**Task prompt:**
Print out every record exactly as it appears.

**Provided records:**
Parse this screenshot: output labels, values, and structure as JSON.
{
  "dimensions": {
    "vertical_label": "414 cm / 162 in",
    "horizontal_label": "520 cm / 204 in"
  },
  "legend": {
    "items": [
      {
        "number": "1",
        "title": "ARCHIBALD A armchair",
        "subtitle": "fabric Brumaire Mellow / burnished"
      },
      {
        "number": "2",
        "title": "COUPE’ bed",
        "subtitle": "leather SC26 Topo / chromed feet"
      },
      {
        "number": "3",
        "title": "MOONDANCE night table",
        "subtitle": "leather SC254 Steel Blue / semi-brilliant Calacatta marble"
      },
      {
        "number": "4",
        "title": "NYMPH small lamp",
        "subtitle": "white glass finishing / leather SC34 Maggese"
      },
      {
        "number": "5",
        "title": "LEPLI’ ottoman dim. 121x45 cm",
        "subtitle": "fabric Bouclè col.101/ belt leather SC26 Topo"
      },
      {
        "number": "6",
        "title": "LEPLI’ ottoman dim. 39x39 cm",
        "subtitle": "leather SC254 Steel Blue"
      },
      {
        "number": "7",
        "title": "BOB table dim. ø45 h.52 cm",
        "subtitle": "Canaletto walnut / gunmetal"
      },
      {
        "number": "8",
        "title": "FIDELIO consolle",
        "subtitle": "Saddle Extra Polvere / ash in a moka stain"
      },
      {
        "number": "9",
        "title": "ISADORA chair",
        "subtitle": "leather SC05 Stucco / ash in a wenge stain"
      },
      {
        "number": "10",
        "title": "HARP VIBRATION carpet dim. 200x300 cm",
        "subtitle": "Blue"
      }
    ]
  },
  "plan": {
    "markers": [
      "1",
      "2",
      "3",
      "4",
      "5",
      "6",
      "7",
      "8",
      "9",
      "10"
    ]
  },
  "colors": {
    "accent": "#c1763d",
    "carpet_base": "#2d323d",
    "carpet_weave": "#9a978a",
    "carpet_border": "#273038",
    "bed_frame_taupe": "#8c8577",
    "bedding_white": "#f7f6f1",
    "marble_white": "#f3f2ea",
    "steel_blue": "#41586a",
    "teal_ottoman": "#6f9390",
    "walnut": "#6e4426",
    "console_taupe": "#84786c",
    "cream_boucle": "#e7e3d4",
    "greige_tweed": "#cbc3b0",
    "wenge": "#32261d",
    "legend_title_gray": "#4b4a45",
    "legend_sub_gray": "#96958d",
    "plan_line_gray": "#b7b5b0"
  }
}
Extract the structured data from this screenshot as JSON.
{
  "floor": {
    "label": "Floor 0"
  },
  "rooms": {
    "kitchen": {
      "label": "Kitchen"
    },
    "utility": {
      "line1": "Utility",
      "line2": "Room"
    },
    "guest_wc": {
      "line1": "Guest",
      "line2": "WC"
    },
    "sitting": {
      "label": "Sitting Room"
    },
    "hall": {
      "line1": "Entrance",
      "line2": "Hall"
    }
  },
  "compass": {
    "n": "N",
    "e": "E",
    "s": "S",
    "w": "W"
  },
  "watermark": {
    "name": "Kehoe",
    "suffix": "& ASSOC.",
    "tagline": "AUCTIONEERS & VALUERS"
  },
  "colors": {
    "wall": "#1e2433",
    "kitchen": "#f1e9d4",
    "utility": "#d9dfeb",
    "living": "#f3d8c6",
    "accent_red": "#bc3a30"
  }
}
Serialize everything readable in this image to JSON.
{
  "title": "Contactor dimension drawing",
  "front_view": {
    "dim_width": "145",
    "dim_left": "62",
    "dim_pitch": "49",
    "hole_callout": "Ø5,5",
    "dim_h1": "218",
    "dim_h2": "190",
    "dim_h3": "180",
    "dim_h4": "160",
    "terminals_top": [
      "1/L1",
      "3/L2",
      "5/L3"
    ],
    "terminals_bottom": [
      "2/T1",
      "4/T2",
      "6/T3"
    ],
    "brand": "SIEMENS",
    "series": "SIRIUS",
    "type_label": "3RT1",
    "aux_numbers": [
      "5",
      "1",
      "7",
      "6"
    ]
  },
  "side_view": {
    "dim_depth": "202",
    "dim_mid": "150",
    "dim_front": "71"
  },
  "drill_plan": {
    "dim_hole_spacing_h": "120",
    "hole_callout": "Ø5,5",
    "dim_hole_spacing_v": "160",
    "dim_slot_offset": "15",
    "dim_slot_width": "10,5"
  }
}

**Result of the task:**
Parse this screenshot: output labels, values, and structure as JSON.
{
  "dimensions": {
    "vertical_label": "414 cm / 162 in",
    "horizontal_label": "520 cm / 204 in"
  },
  "legend": {
    "items": [
      {
        "number": "1",
        "title": "ARCHIBALD A armchair",
        "subtitle": "fabric Brumaire Mellow / burnished"
      },
      {
        "number": "2",
        "title": "COUPE’ bed",
        "subtitle": "leather SC26 Topo / chromed feet"
      },
      {
        "number": "3",
        "title": "MOONDANCE night table",
        "subtitle": "leather SC254 Steel Blue / semi-brilliant Calacatta marble"
      },
      {
        "number": "4",
        "title": "NYMPH small lamp",
        "subtitle": "white glass finishing / leather SC34 Maggese"
      },
      {
        "number": "5",
        "title": "LEPLI’ ottoman dim. 121x45 cm",
        "subtitle": "fabric Bouclè col.101/ belt leather SC26 Topo"
      },
      {
        "number": "6",
        "title": "LEPLI’ ottoman dim. 39x39 cm",
        "subtitle": "leather SC254 Steel Blue"
      },
      {
        "number": "7",
        "title": "BOB table dim. ø45 h.52 cm",
        "subtitle": "Canaletto walnut / gunmetal"
      },
      {
        "number": "8",
        "title": "FIDELIO consolle",
        "subtitle": "Saddle Extra Polvere / ash in a moka stain"
      },
      {
        "number": "9",
        "title": "ISADORA chair",
        "subtitle": "leather SC05 Stucco / ash in a wenge stain"
      },
      {
        "number": "10",
        "title": "HARP VIBRATION carpet dim. 200x300 cm",
        "subtitle": "Blue"
      }
    ]
  },
  "plan": {
    "markers": [
      "1",
      "2",
      "3",
      "4",
      "5",
      "6",
      "7",
      "8",
      "9",
      "10"
    ]
  },
  "colors": {
    "accent": "#c1763d",
    "carpet_base": "#2d323d",
    "carpet_weave": "#9a978a",
    "carpet_border": "#273038",
    "bed_frame_taupe": "#8c8577",
    "bedding_white": "#f7f6f1",
    "marble_white": "#f3f2ea",
    "steel_blue": "#41586a",
    "teal_ottoman": "#6f9390",
    "walnut": "#6e4426",
    "console_taupe": "#84786c",
    "cream_boucle": "#e7e3d4",
    "greige_tweed": "#cbc3b0",
    "wenge": "#32261d",
    "legend_title_gray": "#4b4a45",
    "legend_sub_gray": "#96958d",
    "plan_line_gray": "#b7b5b0"
  }
}
Extract the structured data from this screenshot as JSON.
{
  "floor": {
    "label": "Floor 0"
  },
  "rooms": {
    "kitchen": {
      "label": "Kitchen"
    },
    "utility": {
      "line1": "Utility",
      "line2": "Room"
    },
    "guest_wc": {
      "line1": "Guest",
      "line2": "WC"
    },
    "sitting": {
      "label": "Sitting Room"
    },
    "hall": {
      "line1": "Entrance",
      "line2": "Hall"
    }
  },
  "compass": {
    "n": "N",
    "e": "E",
    "s": "S",
    "w": "W"
  },
  "watermark": {
    "name": "Kehoe",
    "suffix": "& ASSOC.",
    "tagline": "AUCTIONEERS & VALUERS"
  },
  "colors": {
    "wall": "#1e2433",
    "kitchen": "#f1e9d4",
    "utility": "#d9dfeb",
    "living": "#f3d8c6",
    "accent_red": "#bc3a30"
  }
}
Serialize everything readable in this image to JSON.
{
  "title": "Contactor dimension drawing",
  "front_view": {
    "dim_width": "145",
    "dim_left": "62",
    "dim_pitch": "49",
    "hole_callout": "Ø5,5",
    "dim_h1": "218",
    "dim_h2": "190",
    "dim_h3": "180",
    "dim_h4": "160",
    "terminals_top": [
      "1/L1",
      "3/L2",
      "5/L3"
    ],
    "terminals_bottom": [
      "2/T1",
      "4/T2",
      "6/T3"
    ],
    "brand": "SIEMENS",
    "series": "SIRIUS",
    "type_label": "3RT1",
    "aux_numbers": [
      "5",
      "1",
      "7",
      "6"
    ]
  },
  "side_view": {
    "dim_depth": "202",
    "dim_mid": "150",
    "dim_front": "71"
  },
  "drill_plan": {
    "dim_hole_spacing_h": "120",
    "hole_callout": "Ø5,5",
    "dim_hole_spacing_v": "160",
    "dim_slot_offset": "15",
    "dim_slot_width": "10,5"
  }
}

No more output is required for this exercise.